>> begin
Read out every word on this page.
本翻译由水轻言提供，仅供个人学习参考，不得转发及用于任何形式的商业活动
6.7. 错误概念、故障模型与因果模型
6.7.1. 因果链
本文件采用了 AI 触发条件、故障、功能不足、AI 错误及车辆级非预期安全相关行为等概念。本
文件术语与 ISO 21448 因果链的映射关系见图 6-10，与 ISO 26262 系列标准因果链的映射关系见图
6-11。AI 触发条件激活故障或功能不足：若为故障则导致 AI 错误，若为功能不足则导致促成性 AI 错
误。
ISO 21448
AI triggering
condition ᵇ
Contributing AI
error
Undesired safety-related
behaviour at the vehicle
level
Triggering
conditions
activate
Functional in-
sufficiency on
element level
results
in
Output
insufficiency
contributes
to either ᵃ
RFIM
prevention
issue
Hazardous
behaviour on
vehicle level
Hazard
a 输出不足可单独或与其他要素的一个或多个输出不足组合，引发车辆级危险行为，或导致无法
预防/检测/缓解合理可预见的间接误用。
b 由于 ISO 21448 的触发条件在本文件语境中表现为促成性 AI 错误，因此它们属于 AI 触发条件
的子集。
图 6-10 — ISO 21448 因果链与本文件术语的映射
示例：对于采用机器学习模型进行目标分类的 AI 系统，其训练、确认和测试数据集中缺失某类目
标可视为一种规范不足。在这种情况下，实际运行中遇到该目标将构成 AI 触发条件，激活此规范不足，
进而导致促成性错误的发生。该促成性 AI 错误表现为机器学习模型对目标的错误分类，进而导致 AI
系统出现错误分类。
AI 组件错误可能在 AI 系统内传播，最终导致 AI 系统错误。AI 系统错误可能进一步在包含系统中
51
>> end
_Written problem_. Could you transcribe the records in full, exactly?

_Final result_.
Read out every word on this page.
本翻译由水轻言提供，仅供个人学习参考，不得转发及用于任何形式的商业活动
6.7. 错误概念、故障模型与因果模型
6.7.1. 因果链
本文件采用了 AI 触发条件、故障、功能不足、AI 错误及车辆级非预期安全相关行为等概念。本
文件术语与 ISO 21448 因果链的映射关系见图 6-10，与 ISO 26262 系列标准因果链的映射关系见图
6-11。AI 触发条件激活故障或功能不足：若为故障则导致 AI 错误，若为功能不足则导致促成性 AI 错
误。
ISO 21448
AI triggering
condition ᵇ
Contributing AI
error
Undesired safety-related
behaviour at the vehicle
level
Triggering
conditions
activate
Functional in-
sufficiency on
element level
results
in
Output
insufficiency
contributes
to either ᵃ
RFIM
prevention
issue
Hazardous
behaviour on
vehicle level
Hazard
a 输出不足可单独或与其他要素的一个或多个输出不足组合，引发车辆级危险行为，或导致无法
预防/检测/缓解合理可预见的间接误用。
b 由于 ISO 21448 的触发条件在本文件语境中表现为促成性 AI 错误，因此它们属于 AI 触发条件
的子集。
图 6-10 — ISO 21448 因果链与本文件术语的映射
示例：对于采用机器学习模型进行目标分类的 AI 系统，其训练、确认和测试数据集中缺失某类目
标可视为一种规范不足。在这种情况下，实际运行中遇到该目标将构成 AI 触发条件，激活此规范不足，
进而导致促成性错误的发生。该促成性 AI 错误表现为机器学习模型对目标的错误分类，进而导致 AI
系统出现错误分类。
AI 组件错误可能在 AI 系统内传播，最终导致 AI 系统错误。AI 系统错误可能进一步在包含系统中
51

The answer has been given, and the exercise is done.